◆ WRITTEN INSTRUCTION ◆
Keep only the lines of the listing that include the word "true", and copy them.

Rows from a dataset:
Begin
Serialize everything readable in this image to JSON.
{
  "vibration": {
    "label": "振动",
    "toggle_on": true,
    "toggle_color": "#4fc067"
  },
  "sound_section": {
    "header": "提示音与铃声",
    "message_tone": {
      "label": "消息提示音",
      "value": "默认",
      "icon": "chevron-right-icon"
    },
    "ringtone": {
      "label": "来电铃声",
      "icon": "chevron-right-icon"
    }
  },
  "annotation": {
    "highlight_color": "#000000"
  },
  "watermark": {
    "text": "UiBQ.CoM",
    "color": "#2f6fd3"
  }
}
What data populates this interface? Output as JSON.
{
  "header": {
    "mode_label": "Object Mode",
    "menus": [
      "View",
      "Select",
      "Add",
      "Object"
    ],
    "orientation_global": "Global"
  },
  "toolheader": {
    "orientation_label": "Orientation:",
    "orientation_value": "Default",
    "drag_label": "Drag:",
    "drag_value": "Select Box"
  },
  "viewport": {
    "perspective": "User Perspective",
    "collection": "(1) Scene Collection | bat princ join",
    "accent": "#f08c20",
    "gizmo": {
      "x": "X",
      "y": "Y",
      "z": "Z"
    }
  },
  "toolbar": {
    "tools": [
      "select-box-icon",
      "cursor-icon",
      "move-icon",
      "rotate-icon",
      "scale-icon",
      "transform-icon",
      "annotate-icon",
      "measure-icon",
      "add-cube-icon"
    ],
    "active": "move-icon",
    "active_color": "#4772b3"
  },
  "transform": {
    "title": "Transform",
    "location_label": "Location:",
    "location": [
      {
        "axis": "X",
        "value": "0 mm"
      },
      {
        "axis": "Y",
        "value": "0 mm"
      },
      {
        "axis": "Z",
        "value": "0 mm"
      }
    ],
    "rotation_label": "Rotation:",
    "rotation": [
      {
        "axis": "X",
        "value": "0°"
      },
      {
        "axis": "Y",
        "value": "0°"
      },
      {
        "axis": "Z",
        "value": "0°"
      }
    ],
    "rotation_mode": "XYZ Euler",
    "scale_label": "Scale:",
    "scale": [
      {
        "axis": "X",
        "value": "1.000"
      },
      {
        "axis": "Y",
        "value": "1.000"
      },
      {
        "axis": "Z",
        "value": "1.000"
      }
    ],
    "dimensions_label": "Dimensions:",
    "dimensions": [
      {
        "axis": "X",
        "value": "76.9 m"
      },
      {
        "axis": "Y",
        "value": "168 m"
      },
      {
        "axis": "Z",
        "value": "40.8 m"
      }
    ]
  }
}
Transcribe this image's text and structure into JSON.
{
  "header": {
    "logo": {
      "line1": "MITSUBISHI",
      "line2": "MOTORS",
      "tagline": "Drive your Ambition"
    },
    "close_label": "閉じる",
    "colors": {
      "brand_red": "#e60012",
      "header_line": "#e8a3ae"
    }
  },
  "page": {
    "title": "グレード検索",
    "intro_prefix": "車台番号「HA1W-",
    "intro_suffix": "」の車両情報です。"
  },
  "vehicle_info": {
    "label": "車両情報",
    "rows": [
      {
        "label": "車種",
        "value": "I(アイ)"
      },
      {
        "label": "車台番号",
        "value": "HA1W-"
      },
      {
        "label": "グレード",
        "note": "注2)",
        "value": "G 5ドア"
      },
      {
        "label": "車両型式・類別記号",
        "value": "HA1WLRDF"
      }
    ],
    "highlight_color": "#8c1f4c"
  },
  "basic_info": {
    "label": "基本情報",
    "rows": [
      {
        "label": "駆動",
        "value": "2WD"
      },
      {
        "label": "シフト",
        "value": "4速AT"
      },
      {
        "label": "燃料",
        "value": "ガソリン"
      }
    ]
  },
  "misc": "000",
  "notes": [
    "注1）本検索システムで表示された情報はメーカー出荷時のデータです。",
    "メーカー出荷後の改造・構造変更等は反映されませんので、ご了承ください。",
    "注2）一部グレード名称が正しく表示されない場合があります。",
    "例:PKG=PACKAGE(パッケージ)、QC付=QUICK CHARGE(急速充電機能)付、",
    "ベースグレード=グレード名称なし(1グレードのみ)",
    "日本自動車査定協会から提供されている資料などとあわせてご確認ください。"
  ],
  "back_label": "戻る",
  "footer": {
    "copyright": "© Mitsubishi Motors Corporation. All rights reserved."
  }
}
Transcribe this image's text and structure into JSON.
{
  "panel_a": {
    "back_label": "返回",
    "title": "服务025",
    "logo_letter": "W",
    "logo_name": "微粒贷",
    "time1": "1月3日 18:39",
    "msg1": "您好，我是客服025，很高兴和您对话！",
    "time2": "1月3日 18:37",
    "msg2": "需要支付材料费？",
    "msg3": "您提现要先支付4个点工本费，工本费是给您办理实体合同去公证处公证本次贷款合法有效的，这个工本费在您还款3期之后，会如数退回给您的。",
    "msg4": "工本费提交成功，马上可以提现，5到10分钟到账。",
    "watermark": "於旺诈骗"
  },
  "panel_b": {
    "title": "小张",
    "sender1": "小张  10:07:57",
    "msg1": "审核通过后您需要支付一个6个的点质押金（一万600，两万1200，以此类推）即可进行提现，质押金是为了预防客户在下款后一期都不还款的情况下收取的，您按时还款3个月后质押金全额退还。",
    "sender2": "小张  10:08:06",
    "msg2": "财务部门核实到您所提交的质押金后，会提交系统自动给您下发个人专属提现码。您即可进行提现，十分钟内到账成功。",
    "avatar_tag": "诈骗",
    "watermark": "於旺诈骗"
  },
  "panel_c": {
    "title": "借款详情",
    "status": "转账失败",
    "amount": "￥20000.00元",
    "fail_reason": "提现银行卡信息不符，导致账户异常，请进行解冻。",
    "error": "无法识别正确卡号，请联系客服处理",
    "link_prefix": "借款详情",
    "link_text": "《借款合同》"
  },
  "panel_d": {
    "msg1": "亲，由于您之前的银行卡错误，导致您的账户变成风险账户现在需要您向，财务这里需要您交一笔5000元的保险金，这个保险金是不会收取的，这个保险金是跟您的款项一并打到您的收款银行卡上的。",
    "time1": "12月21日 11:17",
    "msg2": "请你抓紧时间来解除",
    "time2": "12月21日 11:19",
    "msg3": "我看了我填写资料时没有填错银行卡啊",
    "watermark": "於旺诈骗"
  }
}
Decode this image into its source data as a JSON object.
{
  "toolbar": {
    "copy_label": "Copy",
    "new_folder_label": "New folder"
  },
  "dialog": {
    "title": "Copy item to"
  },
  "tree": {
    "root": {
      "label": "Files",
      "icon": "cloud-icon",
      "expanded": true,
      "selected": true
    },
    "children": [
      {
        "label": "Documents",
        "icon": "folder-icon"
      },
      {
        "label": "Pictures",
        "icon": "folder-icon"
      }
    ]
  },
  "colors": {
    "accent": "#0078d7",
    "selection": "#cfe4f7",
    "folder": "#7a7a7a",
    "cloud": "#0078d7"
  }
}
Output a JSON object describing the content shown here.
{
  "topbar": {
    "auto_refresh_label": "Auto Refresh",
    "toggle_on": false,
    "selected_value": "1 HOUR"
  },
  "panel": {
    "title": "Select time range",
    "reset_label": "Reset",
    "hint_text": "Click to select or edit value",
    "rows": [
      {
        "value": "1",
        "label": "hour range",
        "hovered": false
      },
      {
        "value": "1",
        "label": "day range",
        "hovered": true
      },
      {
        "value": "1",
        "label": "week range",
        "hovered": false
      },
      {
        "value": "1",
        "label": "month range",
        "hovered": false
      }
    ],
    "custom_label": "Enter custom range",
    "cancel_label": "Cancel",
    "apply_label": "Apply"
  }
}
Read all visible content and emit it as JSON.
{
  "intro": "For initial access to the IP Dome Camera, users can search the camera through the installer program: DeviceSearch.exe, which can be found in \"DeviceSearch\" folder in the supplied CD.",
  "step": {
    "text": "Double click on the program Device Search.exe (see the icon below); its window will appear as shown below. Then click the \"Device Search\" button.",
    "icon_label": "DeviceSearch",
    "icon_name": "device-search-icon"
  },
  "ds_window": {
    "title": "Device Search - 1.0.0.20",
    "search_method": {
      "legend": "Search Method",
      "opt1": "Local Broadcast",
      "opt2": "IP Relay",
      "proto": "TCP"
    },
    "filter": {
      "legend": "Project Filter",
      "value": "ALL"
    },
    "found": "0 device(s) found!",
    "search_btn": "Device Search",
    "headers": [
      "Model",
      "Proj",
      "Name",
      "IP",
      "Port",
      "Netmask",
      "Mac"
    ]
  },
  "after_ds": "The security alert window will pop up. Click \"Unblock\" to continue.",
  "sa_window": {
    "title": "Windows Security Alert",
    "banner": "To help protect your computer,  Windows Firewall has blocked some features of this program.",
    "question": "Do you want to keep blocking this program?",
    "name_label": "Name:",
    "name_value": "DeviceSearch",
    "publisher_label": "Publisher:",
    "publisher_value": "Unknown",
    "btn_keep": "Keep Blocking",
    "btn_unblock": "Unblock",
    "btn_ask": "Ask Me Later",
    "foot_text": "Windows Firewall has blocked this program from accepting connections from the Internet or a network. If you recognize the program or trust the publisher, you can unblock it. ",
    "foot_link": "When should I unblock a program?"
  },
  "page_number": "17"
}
End
◆ THE COMPLETED TASK ◆
    "toggle_on": true,
      "expanded": true,
      "selected": true
        "hovered": true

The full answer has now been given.